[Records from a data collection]
---
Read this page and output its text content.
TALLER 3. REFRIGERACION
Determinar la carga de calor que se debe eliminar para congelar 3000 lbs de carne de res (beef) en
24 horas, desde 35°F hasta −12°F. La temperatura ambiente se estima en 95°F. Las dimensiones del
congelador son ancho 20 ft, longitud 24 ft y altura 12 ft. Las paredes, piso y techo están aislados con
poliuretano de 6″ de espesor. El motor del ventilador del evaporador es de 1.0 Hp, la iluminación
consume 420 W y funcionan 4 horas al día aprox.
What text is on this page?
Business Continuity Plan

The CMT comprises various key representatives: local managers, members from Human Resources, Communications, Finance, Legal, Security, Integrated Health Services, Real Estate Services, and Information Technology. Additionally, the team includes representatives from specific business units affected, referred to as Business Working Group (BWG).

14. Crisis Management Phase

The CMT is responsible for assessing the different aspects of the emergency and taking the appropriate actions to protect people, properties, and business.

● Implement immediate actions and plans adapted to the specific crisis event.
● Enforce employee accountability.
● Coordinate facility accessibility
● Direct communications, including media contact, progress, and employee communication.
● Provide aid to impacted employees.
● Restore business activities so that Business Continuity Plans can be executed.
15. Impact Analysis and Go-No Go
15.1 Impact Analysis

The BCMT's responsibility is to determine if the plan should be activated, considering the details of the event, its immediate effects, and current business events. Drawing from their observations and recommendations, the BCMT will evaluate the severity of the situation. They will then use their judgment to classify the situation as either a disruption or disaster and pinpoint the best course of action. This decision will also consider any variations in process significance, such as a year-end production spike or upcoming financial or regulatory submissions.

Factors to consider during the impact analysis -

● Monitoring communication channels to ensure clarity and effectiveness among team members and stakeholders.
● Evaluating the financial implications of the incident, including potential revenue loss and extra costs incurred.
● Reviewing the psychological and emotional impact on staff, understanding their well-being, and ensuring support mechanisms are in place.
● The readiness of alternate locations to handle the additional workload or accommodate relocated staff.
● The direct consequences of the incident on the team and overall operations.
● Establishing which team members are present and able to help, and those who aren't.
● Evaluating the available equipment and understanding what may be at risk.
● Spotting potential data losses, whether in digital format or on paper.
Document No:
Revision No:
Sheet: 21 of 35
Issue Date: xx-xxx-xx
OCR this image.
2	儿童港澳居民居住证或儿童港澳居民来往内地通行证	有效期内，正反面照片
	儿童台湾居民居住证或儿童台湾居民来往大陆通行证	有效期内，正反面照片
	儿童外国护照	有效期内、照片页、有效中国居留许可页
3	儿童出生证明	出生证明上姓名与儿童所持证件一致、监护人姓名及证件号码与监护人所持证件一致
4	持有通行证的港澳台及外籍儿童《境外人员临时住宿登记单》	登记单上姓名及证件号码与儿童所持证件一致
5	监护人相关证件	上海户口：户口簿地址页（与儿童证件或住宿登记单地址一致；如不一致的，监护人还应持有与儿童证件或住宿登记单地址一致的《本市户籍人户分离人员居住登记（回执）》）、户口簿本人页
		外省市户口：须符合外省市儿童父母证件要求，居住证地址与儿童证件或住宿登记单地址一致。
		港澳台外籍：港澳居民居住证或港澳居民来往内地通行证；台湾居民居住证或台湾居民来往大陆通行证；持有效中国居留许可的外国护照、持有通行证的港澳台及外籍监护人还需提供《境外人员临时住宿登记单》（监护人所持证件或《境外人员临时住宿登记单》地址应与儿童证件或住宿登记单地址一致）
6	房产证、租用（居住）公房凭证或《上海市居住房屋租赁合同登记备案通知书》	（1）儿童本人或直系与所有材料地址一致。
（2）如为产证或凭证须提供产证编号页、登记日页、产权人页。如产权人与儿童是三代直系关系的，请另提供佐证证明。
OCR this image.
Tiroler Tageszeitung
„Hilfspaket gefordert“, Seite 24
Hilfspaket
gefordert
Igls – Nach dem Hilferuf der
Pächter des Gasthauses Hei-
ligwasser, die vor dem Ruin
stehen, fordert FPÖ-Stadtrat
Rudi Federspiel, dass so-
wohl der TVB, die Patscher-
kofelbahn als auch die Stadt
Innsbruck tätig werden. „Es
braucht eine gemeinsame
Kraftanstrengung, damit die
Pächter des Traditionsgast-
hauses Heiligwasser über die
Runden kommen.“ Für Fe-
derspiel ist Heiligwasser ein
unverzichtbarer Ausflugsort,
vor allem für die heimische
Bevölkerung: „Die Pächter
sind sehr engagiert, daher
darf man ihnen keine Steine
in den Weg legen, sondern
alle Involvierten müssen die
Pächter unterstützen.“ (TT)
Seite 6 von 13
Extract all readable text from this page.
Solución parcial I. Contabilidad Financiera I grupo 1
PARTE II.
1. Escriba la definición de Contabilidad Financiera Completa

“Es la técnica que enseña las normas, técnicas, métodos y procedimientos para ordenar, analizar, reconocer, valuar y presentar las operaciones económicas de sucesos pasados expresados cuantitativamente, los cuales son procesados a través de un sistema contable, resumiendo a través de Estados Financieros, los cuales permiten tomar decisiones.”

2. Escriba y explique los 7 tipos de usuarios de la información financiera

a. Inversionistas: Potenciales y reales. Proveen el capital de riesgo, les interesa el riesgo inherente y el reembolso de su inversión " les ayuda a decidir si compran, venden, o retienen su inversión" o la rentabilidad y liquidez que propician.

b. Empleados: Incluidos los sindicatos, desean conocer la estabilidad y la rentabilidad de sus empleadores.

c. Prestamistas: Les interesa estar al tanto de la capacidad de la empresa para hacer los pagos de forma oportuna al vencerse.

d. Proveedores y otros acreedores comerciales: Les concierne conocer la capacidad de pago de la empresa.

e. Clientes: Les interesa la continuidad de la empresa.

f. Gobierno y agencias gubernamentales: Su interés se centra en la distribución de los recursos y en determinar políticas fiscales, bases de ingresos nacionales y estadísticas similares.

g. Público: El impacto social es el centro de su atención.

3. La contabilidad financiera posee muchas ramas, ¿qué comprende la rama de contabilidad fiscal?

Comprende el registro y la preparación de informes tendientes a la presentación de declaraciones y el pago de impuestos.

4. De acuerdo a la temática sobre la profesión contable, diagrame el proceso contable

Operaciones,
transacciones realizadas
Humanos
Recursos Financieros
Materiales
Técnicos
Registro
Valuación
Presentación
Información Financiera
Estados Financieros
---
What you will do:
Within the entries above, how many lines contain "specific"? Respond with the number only.

Response below:
2